▶ [Task details]
Return, word for word, every line that follows.
++++++++++
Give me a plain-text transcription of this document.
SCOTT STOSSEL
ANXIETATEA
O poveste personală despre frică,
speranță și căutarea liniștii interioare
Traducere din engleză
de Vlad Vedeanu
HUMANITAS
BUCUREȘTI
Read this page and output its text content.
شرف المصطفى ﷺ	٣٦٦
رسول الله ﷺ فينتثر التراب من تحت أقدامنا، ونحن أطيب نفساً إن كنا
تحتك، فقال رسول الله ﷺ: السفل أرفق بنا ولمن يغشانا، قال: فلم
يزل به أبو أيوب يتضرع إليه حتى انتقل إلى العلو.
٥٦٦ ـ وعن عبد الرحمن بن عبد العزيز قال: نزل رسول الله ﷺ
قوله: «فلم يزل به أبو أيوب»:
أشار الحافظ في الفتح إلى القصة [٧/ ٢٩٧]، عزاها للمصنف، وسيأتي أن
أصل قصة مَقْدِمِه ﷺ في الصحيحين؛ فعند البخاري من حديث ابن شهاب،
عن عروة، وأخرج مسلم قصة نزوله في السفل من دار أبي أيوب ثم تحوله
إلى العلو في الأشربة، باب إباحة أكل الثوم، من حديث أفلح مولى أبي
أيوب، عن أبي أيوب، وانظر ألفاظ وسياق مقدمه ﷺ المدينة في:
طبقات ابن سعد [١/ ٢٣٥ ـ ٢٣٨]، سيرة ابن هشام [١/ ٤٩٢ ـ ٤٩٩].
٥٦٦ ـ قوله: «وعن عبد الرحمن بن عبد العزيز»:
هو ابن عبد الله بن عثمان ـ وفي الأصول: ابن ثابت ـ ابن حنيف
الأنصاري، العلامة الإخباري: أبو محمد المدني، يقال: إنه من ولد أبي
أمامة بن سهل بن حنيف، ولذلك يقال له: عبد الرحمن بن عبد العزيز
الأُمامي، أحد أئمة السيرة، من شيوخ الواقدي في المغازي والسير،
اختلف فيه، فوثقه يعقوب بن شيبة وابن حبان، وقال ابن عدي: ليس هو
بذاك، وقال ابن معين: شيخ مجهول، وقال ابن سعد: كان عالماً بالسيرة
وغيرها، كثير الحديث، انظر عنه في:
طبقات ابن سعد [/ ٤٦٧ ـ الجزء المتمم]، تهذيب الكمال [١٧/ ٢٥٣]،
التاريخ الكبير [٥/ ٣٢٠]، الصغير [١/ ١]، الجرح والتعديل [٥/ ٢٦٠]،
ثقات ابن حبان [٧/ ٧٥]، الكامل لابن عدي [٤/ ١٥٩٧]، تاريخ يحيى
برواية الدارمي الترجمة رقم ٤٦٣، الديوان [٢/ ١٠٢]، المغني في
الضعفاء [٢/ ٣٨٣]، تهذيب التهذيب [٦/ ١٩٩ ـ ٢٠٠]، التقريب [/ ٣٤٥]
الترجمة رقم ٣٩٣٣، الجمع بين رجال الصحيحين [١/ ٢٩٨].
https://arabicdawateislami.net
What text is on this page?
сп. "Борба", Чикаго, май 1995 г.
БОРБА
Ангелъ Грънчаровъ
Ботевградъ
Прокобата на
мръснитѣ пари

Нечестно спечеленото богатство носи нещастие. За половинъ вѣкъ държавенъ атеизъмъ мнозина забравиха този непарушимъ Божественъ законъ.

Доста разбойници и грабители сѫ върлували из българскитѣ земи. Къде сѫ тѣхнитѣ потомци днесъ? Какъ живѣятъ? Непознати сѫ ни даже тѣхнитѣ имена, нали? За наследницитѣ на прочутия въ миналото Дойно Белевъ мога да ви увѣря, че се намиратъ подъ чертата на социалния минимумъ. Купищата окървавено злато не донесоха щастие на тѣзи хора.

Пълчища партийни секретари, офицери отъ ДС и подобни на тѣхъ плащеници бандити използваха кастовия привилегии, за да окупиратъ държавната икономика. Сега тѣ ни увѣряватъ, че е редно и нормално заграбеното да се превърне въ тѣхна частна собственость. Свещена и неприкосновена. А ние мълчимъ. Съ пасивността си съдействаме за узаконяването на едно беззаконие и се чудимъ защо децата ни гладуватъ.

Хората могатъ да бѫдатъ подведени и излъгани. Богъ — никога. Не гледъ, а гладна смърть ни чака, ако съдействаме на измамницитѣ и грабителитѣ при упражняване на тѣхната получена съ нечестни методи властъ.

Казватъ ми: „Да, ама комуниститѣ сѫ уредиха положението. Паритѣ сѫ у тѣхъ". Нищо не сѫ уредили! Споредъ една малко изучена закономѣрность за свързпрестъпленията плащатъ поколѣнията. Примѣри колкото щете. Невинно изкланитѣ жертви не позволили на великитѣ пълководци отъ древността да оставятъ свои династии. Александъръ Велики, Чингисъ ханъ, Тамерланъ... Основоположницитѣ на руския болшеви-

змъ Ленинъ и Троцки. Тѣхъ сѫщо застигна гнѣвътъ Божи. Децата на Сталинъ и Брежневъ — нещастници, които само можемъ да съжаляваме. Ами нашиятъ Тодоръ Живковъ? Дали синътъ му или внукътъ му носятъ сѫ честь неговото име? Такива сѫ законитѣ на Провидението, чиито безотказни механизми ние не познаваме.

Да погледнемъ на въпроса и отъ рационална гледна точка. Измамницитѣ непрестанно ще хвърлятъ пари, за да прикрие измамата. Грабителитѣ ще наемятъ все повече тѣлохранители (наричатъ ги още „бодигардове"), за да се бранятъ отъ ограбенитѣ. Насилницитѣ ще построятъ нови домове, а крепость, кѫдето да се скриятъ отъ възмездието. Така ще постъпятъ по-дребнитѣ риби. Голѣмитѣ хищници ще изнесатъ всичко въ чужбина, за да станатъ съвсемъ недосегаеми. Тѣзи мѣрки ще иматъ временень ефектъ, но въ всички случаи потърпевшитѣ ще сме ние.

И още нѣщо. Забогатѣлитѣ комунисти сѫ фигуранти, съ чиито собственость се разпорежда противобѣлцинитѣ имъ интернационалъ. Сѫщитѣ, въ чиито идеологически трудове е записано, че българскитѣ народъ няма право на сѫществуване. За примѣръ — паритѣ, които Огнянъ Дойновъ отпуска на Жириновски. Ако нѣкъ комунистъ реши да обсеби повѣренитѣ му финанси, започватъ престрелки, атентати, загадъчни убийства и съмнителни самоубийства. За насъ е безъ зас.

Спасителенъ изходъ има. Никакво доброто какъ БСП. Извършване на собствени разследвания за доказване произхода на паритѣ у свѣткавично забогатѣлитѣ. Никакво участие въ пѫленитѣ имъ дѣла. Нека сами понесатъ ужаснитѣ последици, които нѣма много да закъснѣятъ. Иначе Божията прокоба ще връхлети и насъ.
++++++++++
▶ [Task solution]
Give me a plain-text transcription of this document.
SCOTT STOSSEL
ANXIETATEA
O poveste personală despre frică,
speranță și căutarea liniștii interioare
Traducere din engleză
de Vlad Vedeanu
HUMANITAS
BUCUREȘTI
Read this page and output its text content.
شرف المصطفى ﷺ	٣٦٦
رسول الله ﷺ فينتثر التراب من تحت أقدامنا، ونحن أطيب نفساً إن كنا
تحتك، فقال رسول الله ﷺ: السفل أرفق بنا ولمن يغشانا، قال: فلم
يزل به أبو أيوب يتضرع إليه حتى انتقل إلى العلو.
٥٦٦ ـ وعن عبد الرحمن بن عبد العزيز قال: نزل رسول الله ﷺ
قوله: «فلم يزل به أبو أيوب»:
أشار الحافظ في الفتح إلى القصة [٧/ ٢٩٧]، عزاها للمصنف، وسيأتي أن
أصل قصة مَقْدِمِه ﷺ في الصحيحين؛ فعند البخاري من حديث ابن شهاب،
عن عروة، وأخرج مسلم قصة نزوله في السفل من دار أبي أيوب ثم تحوله
إلى العلو في الأشربة، باب إباحة أكل الثوم، من حديث أفلح مولى أبي
أيوب، عن أبي أيوب، وانظر ألفاظ وسياق مقدمه ﷺ المدينة في:
طبقات ابن سعد [١/ ٢٣٥ ـ ٢٣٨]، سيرة ابن هشام [١/ ٤٩٢ ـ ٤٩٩].
٥٦٦ ـ قوله: «وعن عبد الرحمن بن عبد العزيز»:
هو ابن عبد الله بن عثمان ـ وفي الأصول: ابن ثابت ـ ابن حنيف
الأنصاري، العلامة الإخباري: أبو محمد المدني، يقال: إنه من ولد أبي
أمامة بن سهل بن حنيف، ولذلك يقال له: عبد الرحمن بن عبد العزيز
الأُمامي، أحد أئمة السيرة، من شيوخ الواقدي في المغازي والسير،
اختلف فيه، فوثقه يعقوب بن شيبة وابن حبان، وقال ابن عدي: ليس هو
بذاك، وقال ابن معين: شيخ مجهول، وقال ابن سعد: كان عالماً بالسيرة
وغيرها، كثير الحديث، انظر عنه في:
طبقات ابن سعد [/ ٤٦٧ ـ الجزء المتمم]، تهذيب الكمال [١٧/ ٢٥٣]،
التاريخ الكبير [٥/ ٣٢٠]، الصغير [١/ ١]، الجرح والتعديل [٥/ ٢٦٠]،
ثقات ابن حبان [٧/ ٧٥]، الكامل لابن عدي [٤/ ١٥٩٧]، تاريخ يحيى
برواية الدارمي الترجمة رقم ٤٦٣، الديوان [٢/ ١٠٢]، المغني في
الضعفاء [٢/ ٣٨٣]، تهذيب التهذيب [٦/ ١٩٩ ـ ٢٠٠]، التقريب [/ ٣٤٥]
الترجمة رقم ٣٩٣٣، الجمع بين رجال الصحيحين [١/ ٢٩٨].
https://arabicdawateislami.net
What text is on this page?
сп. "Борба", Чикаго, май 1995 г.
БОРБА
Ангелъ Грънчаровъ
Ботевградъ
Прокобата на
мръснитѣ пари

Нечестно спечеленото богатство носи нещастие. За половинъ вѣкъ държавенъ атеизъмъ мнозина забравиха този непарушимъ Божественъ законъ.

Доста разбойници и грабители сѫ върлували из българскитѣ земи. Къде сѫ тѣхнитѣ потомци днесъ? Какъ живѣятъ? Непознати сѫ ни даже тѣхнитѣ имена, нали? За наследницитѣ на прочутия въ миналото Дойно Белевъ мога да ви увѣря, че се намиратъ подъ чертата на социалния минимумъ. Купищата окървавено злато не донесоха щастие на тѣзи хора.

Пълчища партийни секретари, офицери отъ ДС и подобни на тѣхъ плащеници бандити използваха кастовия привилегии, за да окупиратъ държавната икономика. Сега тѣ ни увѣряватъ, че е редно и нормално заграбеното да се превърне въ тѣхна частна собственость. Свещена и неприкосновена. А ние мълчимъ. Съ пасивността си съдействаме за узаконяването на едно беззаконие и се чудимъ защо децата ни гладуватъ.

Хората могатъ да бѫдатъ подведени и излъгани. Богъ — никога. Не гледъ, а гладна смърть ни чака, ако съдействаме на измамницитѣ и грабителитѣ при упражняване на тѣхната получена съ нечестни методи властъ.

Казватъ ми: „Да, ама комуниститѣ сѫ уредиха положението. Паритѣ сѫ у тѣхъ". Нищо не сѫ уредили! Споредъ една малко изучена закономѣрность за свързпрестъпленията плащатъ поколѣнията. Примѣри колкото щете. Невинно изкланитѣ жертви не позволили на великитѣ пълководци отъ древността да оставятъ свои династии. Александъръ Велики, Чингисъ ханъ, Тамерланъ... Основоположницитѣ на руския болшеви-

змъ Ленинъ и Троцки. Тѣхъ сѫщо застигна гнѣвътъ Божи. Децата на Сталинъ и Брежневъ — нещастници, които само можемъ да съжаляваме. Ами нашиятъ Тодоръ Живковъ? Дали синътъ му или внукътъ му носятъ сѫ честь неговото име? Такива сѫ законитѣ на Провидението, чиито безотказни механизми ние не познаваме.

Да погледнемъ на въпроса и отъ рационална гледна точка. Измамницитѣ непрестанно ще хвърлятъ пари, за да прикрие измамата. Грабителитѣ ще наемятъ все повече тѣлохранители (наричатъ ги още „бодигардове"), за да се бранятъ отъ ограбенитѣ. Насилницитѣ ще построятъ нови домове, а крепость, кѫдето да се скриятъ отъ възмездието. Така ще постъпятъ по-дребнитѣ риби. Голѣмитѣ хищници ще изнесатъ всичко въ чужбина, за да станатъ съвсемъ недосегаеми. Тѣзи мѣрки ще иматъ временень ефектъ, но въ всички случаи потърпевшитѣ ще сме ние.

И още нѣщо. Забогатѣлитѣ комунисти сѫ фигуранти, съ чиито собственость се разпорежда противобѣлцинитѣ имъ интернационалъ. Сѫщитѣ, въ чиито идеологически трудове е записано, че българскитѣ народъ няма право на сѫществуване. За примѣръ — паритѣ, които Огнянъ Дойновъ отпуска на Жириновски. Ако нѣкъ комунистъ реши да обсеби повѣренитѣ му финанси, започватъ престрелки, атентати, загадъчни убийства и съмнителни самоубийства. За насъ е безъ зас.

Спасителенъ изходъ има. Никакво доброто какъ БСП. Извършване на собствени разследвания за доказване произхода на паритѣ у свѣткавично забогатѣлитѣ. Никакво участие въ пѫленитѣ имъ дѣла. Нека сами понесатъ ужаснитѣ последици, които нѣма много да закъснѣятъ. Иначе Божията прокоба ще връхлети и насъ.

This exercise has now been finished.